## Description of the task
Which lines hold the word "across"? Copy each of them.

[Data records]

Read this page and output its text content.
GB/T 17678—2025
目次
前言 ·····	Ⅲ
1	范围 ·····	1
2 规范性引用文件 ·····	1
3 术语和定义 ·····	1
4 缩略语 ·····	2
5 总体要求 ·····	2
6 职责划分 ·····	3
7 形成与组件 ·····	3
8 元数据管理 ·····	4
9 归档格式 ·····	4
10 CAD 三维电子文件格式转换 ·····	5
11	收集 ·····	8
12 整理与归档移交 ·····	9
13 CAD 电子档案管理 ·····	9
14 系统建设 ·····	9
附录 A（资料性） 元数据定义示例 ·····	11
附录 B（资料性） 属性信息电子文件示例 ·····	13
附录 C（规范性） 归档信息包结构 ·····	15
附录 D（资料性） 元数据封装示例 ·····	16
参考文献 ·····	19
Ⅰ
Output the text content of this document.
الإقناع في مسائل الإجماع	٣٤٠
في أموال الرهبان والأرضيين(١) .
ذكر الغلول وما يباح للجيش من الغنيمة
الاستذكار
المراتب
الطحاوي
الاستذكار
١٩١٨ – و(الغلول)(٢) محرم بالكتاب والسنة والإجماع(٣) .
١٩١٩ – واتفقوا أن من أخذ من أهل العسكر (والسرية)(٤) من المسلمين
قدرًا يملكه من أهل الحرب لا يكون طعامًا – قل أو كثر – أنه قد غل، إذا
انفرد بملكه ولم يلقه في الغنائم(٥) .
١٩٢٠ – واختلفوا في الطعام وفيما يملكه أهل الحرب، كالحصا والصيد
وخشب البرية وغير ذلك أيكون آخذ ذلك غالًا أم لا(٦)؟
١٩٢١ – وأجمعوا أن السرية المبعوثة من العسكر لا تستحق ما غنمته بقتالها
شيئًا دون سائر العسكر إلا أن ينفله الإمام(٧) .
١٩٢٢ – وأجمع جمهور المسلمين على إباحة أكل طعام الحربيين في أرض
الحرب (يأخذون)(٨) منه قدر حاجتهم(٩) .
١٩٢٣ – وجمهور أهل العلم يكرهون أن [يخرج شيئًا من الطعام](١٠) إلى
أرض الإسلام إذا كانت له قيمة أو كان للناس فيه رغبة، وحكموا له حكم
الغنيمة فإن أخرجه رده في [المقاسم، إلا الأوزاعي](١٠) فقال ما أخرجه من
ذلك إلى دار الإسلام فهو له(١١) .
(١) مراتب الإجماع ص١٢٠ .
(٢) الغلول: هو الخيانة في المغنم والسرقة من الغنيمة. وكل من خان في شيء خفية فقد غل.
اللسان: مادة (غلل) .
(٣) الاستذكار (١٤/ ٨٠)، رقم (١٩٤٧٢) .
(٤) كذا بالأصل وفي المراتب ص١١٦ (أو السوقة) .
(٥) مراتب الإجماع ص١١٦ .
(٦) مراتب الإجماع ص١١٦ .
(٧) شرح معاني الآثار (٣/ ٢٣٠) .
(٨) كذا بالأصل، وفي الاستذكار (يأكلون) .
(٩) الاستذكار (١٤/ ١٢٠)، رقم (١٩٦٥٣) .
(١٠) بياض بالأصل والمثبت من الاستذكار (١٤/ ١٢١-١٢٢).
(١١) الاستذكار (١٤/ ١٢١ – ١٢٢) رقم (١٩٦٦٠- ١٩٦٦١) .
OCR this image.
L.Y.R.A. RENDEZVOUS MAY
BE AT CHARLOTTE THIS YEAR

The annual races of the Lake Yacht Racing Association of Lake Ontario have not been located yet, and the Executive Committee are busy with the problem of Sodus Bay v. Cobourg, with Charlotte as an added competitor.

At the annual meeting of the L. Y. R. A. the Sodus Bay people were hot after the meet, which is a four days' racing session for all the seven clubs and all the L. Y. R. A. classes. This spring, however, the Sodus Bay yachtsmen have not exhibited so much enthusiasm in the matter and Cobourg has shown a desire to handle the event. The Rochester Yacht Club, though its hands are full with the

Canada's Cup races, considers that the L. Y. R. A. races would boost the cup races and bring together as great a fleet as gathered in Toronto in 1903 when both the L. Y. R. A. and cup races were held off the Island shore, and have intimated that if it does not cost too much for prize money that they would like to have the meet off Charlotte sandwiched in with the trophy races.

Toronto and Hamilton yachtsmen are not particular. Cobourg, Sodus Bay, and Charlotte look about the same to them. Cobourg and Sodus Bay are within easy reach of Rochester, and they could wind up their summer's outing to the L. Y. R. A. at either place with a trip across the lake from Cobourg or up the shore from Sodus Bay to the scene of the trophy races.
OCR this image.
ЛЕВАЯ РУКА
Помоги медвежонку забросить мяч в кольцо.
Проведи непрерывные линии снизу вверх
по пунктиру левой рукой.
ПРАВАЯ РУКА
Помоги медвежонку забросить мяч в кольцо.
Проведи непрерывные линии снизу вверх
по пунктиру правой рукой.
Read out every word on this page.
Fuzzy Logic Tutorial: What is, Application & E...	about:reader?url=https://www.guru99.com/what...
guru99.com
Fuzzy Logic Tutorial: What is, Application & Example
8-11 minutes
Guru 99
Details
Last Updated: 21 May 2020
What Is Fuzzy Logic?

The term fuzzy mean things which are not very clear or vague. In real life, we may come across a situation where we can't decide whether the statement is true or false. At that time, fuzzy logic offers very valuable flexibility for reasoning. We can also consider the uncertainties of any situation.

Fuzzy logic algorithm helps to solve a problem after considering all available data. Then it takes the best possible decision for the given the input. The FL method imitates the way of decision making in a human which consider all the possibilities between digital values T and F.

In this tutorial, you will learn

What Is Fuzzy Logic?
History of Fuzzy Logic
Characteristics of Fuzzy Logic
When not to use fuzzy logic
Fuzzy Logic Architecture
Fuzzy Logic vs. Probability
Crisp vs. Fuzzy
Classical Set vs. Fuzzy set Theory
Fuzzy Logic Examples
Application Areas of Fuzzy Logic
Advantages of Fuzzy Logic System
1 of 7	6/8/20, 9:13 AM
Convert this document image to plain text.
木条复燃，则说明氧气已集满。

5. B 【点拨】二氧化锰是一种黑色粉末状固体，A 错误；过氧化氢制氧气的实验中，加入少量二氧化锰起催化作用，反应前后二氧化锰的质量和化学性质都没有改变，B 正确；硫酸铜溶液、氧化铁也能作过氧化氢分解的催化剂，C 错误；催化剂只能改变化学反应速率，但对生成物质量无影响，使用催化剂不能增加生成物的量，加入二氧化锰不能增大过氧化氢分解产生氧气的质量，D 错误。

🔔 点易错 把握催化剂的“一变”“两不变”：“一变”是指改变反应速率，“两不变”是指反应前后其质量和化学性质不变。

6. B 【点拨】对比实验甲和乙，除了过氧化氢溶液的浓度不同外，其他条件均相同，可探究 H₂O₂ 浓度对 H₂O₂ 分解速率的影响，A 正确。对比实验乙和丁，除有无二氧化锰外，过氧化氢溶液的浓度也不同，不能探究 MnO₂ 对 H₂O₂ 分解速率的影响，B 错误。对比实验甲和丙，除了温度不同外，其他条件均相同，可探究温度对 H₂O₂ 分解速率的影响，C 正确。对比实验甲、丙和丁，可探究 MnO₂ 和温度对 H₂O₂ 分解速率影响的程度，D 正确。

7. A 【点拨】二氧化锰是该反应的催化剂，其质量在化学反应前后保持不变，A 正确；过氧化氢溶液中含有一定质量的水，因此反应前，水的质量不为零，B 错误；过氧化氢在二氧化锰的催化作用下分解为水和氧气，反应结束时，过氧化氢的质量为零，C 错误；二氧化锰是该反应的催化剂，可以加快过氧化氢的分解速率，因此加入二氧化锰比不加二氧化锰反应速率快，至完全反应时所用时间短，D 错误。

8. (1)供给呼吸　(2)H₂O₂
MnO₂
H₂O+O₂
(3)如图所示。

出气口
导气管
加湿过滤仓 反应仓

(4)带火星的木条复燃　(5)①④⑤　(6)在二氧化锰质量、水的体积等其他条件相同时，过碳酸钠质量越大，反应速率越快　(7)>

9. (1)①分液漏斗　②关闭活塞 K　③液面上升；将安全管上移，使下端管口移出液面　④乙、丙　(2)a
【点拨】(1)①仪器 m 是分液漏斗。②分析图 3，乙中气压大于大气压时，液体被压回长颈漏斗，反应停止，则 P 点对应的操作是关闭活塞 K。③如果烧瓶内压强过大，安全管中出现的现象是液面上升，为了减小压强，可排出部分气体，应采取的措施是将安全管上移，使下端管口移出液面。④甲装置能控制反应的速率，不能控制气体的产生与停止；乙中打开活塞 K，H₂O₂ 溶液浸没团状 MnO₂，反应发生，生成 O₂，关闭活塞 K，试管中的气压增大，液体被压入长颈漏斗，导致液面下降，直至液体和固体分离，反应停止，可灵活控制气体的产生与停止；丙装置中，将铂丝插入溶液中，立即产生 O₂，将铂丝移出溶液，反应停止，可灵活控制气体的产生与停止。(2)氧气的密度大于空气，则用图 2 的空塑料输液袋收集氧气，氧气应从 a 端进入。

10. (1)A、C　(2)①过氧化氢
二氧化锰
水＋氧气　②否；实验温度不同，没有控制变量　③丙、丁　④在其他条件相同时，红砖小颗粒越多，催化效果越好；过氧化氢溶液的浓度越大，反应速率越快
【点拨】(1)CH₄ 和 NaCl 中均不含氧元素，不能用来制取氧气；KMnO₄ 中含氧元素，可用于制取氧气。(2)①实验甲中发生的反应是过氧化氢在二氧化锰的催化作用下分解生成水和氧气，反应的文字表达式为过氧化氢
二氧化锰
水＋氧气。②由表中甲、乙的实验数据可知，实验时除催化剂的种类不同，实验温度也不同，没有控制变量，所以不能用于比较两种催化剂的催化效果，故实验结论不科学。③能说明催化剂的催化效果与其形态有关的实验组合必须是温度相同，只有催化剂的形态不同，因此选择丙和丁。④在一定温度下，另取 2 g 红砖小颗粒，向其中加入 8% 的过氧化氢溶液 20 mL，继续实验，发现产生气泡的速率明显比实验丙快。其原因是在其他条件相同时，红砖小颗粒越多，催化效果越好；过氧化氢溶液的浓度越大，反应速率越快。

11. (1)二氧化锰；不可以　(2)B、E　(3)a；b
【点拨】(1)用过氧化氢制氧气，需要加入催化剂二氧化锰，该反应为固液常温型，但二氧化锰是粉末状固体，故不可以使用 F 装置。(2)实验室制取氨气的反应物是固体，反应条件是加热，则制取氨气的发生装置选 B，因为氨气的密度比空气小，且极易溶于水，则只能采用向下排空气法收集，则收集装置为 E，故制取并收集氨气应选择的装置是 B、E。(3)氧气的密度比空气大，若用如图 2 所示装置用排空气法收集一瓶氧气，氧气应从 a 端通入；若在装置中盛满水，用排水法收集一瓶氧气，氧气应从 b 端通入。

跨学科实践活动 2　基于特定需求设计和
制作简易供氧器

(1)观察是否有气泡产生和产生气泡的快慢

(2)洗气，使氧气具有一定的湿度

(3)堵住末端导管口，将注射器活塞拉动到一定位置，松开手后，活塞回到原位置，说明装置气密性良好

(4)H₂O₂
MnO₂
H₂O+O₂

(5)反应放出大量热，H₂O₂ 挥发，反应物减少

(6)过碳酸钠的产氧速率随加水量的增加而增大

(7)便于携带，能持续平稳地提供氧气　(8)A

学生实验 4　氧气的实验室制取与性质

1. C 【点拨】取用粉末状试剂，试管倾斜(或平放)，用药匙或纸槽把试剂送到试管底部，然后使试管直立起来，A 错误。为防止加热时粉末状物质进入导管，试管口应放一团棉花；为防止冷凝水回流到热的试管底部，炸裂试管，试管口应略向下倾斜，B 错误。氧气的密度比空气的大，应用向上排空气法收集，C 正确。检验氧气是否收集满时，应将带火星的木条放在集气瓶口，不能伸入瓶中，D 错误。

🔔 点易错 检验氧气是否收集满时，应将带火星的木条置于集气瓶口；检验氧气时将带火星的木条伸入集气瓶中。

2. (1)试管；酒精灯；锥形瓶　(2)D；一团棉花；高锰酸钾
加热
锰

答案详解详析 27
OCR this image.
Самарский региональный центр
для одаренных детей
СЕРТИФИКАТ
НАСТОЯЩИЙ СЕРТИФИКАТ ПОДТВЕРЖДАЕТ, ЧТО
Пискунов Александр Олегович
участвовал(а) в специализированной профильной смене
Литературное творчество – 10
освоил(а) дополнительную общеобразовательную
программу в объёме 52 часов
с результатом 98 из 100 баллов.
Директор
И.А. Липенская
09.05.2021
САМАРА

## The output
Toronto and Hamilton yachtsmen are not particular. Cobourg, Sodus Bay, and Charlotte look about the same to them. Cobourg and Sodus Bay are within easy reach of Rochester, and they could wind up their summer's outing to the L. Y. R. A. at either place with a trip across the lake from Cobourg or up the shore from Sodus Bay to the scene of the trophy races.
The term fuzzy mean things which are not very clear or vague. In real life, we may come across a situation where we can't decide whether the statement is true or false. At that time, fuzzy logic offers very valuable flexibility for reasoning. We can also consider the uncertainties of any situation.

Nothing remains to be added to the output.